▶ _Problem requirements_:
Transcribe all of the material exactly, except for its pictures.

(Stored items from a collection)
_ _ _ _
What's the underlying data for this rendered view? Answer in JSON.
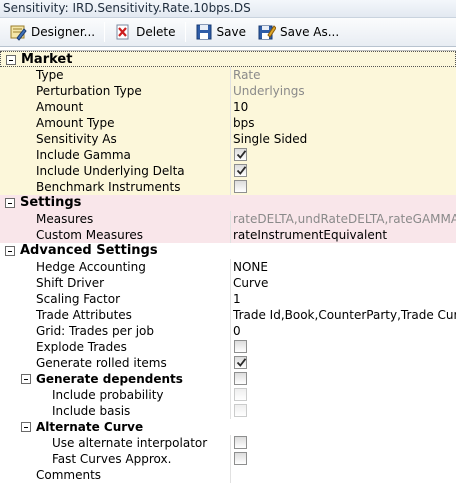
{
  "window": {
    "title": "Sensitivity: IRD.Sensitivity.Rate.10bps.DS"
  },
  "toolbar": {
    "designer_label": "Designer...",
    "delete_label": "Delete",
    "save_label": "Save",
    "save_as_label": "Save As..."
  },
  "market": {
    "heading": "Market",
    "type": {
      "label": "Type",
      "value": "Rate"
    },
    "perturbation_type": {
      "label": "Perturbation Type",
      "value": "Underlyings"
    },
    "amount": {
      "label": "Amount",
      "value": "10"
    },
    "amount_type": {
      "label": "Amount Type",
      "value": "bps"
    },
    "sensitivity_as": {
      "label": "Sensitivity As",
      "value": "Single Sided"
    },
    "include_gamma": {
      "label": "Include Gamma",
      "checked": true
    },
    "include_underlying_delta": {
      "label": "Include Underlying Delta",
      "checked": true
    },
    "benchmark_instruments": {
      "label": "Benchmark Instruments",
      "checked": false
    }
  },
  "settings": {
    "heading": "Settings",
    "measures": {
      "label": "Measures",
      "value": "rateDELTA,undRateDELTA,rateGAMMA"
    },
    "custom_measures": {
      "label": "Custom Measures",
      "value": "rateInstrumentEquivalent"
    }
  },
  "advanced": {
    "heading": "Advanced Settings",
    "hedge_accounting": {
      "label": "Hedge Accounting",
      "value": "NONE"
    },
    "shift_driver": {
      "label": "Shift Driver",
      "value": "Curve"
    },
    "scaling_factor": {
      "label": "Scaling Factor",
      "value": "1"
    },
    "trade_attributes": {
      "label": "Trade Attributes",
      "value": "Trade Id,Book,CounterParty,Trade Curr"
    },
    "grid_trades_per_job": {
      "label": "Grid: Trades per job",
      "value": "0"
    },
    "explode_trades": {
      "label": "Explode Trades",
      "checked": false
    },
    "generate_rolled_items": {
      "label": "Generate rolled items",
      "checked": true
    },
    "generate_dependents": {
      "label": "Generate dependents",
      "checked": false,
      "include_probability": {
        "label": "Include probability",
        "checked": false
      },
      "include_basis": {
        "label": "Include basis",
        "checked": false
      }
    },
    "alternate_curve": {
      "label": "Alternate Curve",
      "use_alternate_interpolator": {
        "label": "Use alternate interpolator",
        "checked": false
      },
      "fast_curves_approx": {
        "label": "Fast Curves Approx.",
        "checked": false
      }
    },
    "comments": {
      "label": "Comments",
      "value": ""
    }
  },
  "icons": {
    "designer": "designer-icon",
    "delete": "delete-icon",
    "save": "floppy-disk-icon",
    "save_as": "save-as-icon",
    "checkmark": "checkmark-icon"
  }
}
_ _ _ _
▶ _Complete output_:
What's the underlying data for this rendered view? Answer in JSON.
{
  "window": {
    "title": "Sensitivity: IRD.Sensitivity.Rate.10bps.DS"
  },
  "toolbar": {
    "designer_label": "Designer...",
    "delete_label": "Delete",
    "save_label": "Save",
    "save_as_label": "Save As..."
  },
  "market": {
    "heading": "Market",
    "type": {
      "label": "Type",
      "value": "Rate"
    },
    "perturbation_type": {
      "label": "Perturbation Type",
      "value": "Underlyings"
    },
    "amount": {
      "label": "Amount",
      "value": "10"
    },
    "amount_type": {
      "label": "Amount Type",
      "value": "bps"
    },
    "sensitivity_as": {
      "label": "Sensitivity As",
      "value": "Single Sided"
    },
    "include_gamma": {
      "label": "Include Gamma",
      "checked": true
    },
    "include_underlying_delta": {
      "label": "Include Underlying Delta",
      "checked": true
    },
    "benchmark_instruments": {
      "label": "Benchmark Instruments",
      "checked": false
    }
  },
  "settings": {
    "heading": "Settings",
    "measures": {
      "label": "Measures",
      "value": "rateDELTA,undRateDELTA,rateGAMMA"
    },
    "custom_measures": {
      "label": "Custom Measures",
      "value": "rateInstrumentEquivalent"
    }
  },
  "advanced": {
    "heading": "Advanced Settings",
    "hedge_accounting": {
      "label": "Hedge Accounting",
      "value": "NONE"
    },
    "shift_driver": {
      "label": "Shift Driver",
      "value": "Curve"
    },
    "scaling_factor": {
      "label": "Scaling Factor",
      "value": "1"
    },
    "trade_attributes": {
      "label": "Trade Attributes",
      "value": "Trade Id,Book,CounterParty,Trade Curr"
    },
    "grid_trades_per_job": {
      "label": "Grid: Trades per job",
      "value": "0"
    },
    "explode_trades": {
      "label": "Explode Trades",
      "checked": false
    },
    "generate_rolled_items": {
      "label": "Generate rolled items",
      "checked": true
    },
    "generate_dependents": {
      "label": "Generate dependents",
      "checked": false,
      "include_probability": {
        "label": "Include probability",
        "checked": false
      },
      "include_basis": {
        "label": "Include basis",
        "checked": false
      }
    },
    "alternate_curve": {
      "label": "Alternate Curve",
      "use_alternate_interpolator": {
        "label": "Use alternate interpolator",
        "checked": false
      },
      "fast_curves_approx": {
        "label": "Fast Curves Approx.",
        "checked": false
      }
    },
    "comments": {
      "label": "Comments",
      "value": ""
    }
  },
  "icons": {
    "designer": "designer-icon",
    "delete": "delete-icon",
    "save": "floppy-disk-icon",
    "save_as": "save-as-icon",
    "checkmark": "checkmark-icon"
  }
}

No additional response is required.